> **EXERCISE BRIEF**
Look for "city" in each line of the entries, and return the matching lines.

> **DATA SHOWN**
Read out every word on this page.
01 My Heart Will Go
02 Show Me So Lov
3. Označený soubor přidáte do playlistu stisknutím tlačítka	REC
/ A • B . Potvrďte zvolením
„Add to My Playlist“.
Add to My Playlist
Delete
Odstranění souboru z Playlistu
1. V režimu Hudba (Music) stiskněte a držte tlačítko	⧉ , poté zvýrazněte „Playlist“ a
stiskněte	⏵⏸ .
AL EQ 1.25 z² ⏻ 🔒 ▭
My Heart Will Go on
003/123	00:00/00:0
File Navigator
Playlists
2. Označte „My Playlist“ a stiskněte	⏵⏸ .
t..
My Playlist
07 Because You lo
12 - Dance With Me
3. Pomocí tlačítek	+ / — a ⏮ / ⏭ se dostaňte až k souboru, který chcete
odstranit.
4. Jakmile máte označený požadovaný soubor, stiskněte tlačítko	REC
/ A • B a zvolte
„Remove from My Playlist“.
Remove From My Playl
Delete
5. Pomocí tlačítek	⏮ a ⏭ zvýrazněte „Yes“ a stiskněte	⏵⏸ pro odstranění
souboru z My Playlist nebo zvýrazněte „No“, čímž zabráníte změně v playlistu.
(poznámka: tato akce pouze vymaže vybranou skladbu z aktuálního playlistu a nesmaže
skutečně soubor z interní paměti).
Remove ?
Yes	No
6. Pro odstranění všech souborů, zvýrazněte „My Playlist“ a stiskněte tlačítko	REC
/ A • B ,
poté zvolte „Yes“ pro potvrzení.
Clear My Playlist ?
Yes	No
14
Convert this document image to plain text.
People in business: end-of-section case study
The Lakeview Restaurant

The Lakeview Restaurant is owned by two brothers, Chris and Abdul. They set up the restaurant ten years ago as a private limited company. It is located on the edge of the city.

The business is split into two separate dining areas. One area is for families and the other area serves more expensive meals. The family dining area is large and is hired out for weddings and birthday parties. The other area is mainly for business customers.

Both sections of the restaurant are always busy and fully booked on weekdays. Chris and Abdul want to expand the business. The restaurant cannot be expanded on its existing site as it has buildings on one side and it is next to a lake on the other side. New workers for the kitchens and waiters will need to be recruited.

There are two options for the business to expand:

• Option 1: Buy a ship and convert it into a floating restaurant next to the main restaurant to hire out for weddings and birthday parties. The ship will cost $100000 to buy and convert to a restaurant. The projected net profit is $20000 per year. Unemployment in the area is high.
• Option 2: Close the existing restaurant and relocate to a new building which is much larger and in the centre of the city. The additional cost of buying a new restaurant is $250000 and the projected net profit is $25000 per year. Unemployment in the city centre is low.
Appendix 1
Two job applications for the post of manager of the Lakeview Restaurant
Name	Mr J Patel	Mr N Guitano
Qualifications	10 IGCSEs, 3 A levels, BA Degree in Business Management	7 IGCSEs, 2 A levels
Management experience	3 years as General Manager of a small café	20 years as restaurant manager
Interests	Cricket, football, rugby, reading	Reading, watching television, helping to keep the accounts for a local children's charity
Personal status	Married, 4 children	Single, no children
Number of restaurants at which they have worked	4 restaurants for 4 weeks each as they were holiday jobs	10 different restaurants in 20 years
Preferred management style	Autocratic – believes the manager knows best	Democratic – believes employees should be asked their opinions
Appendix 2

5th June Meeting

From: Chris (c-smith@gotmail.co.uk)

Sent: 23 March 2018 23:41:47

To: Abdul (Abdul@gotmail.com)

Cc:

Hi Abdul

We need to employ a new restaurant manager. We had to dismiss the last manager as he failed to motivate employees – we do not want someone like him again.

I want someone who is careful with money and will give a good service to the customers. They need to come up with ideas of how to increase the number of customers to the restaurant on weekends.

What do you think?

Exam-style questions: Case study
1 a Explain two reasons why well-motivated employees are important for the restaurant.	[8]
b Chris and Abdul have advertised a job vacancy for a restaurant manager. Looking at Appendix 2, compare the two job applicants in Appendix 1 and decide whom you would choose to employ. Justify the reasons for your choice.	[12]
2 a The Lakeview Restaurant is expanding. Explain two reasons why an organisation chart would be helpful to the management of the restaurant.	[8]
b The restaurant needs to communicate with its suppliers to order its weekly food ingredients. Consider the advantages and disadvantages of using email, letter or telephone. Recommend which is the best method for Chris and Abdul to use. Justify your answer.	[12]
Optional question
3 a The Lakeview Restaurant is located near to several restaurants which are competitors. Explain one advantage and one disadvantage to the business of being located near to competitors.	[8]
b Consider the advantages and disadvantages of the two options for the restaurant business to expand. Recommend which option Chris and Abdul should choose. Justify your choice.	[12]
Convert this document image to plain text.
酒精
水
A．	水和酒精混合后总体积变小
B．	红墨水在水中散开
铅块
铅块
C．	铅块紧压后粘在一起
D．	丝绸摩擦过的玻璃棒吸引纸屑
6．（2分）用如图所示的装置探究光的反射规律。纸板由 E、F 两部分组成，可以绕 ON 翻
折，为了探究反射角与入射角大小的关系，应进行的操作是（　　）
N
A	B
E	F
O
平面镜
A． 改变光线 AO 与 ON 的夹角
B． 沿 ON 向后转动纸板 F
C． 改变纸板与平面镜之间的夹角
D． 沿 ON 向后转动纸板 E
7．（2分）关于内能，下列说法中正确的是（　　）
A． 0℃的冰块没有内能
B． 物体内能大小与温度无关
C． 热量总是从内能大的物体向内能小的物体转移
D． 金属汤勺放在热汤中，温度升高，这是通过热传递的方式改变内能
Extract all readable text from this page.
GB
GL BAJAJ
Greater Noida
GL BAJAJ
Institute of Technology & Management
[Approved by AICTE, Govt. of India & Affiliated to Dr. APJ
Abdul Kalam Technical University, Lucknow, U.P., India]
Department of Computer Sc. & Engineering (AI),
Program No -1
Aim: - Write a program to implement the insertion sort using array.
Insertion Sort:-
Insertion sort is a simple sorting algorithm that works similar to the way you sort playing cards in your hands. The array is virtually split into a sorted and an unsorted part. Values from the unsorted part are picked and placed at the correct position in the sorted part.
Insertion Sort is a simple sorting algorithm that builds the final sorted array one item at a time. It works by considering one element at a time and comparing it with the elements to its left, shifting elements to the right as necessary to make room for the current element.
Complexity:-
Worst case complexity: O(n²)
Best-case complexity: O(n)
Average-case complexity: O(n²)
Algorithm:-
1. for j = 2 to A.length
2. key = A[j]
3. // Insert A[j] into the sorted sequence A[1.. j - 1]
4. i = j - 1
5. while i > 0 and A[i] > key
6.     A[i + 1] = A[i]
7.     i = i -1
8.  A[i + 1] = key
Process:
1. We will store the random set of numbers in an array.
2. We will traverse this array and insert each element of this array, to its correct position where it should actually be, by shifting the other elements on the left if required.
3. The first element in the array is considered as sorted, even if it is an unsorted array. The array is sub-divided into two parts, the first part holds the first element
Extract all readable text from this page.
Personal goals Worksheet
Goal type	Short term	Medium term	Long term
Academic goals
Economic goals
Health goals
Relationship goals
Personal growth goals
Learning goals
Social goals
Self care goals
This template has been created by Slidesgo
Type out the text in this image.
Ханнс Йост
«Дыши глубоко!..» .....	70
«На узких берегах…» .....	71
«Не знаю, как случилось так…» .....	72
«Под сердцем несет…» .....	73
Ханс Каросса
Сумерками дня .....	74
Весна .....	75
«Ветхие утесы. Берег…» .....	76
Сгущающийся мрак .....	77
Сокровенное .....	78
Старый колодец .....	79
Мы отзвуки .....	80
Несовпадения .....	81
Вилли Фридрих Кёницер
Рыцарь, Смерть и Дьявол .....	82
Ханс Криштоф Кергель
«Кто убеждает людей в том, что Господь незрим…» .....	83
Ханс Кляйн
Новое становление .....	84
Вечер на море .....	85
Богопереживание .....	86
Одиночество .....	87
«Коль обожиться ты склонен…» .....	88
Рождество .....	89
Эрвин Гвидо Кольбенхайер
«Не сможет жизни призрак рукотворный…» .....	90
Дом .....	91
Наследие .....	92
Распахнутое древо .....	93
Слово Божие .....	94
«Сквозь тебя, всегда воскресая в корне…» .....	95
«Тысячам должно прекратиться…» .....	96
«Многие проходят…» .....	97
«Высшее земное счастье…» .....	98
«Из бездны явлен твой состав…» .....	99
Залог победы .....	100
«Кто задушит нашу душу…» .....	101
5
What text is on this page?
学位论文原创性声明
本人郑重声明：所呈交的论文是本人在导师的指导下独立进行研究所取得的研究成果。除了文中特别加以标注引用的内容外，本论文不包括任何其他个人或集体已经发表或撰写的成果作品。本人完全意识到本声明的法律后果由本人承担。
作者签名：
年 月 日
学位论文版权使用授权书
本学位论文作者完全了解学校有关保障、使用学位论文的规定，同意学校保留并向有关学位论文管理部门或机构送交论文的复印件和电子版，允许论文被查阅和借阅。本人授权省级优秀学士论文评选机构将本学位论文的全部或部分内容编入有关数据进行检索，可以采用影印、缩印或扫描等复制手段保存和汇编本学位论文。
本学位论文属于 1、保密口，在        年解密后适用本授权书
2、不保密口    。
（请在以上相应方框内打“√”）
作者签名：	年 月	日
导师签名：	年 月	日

> **SOLUTION TO THIS PROBLEM**
The Lakeview Restaurant is owned by two brothers, Chris and Abdul. They set up the restaurant ten years ago as a private limited company. It is located on the edge of the city.
• Option 2: Close the existing restaurant and relocate to a new building which is much larger and in the centre of the city. The additional cost of buying a new restaurant is $250000 and the projected net profit is $25000 per year. Unemployment in the city centre is low.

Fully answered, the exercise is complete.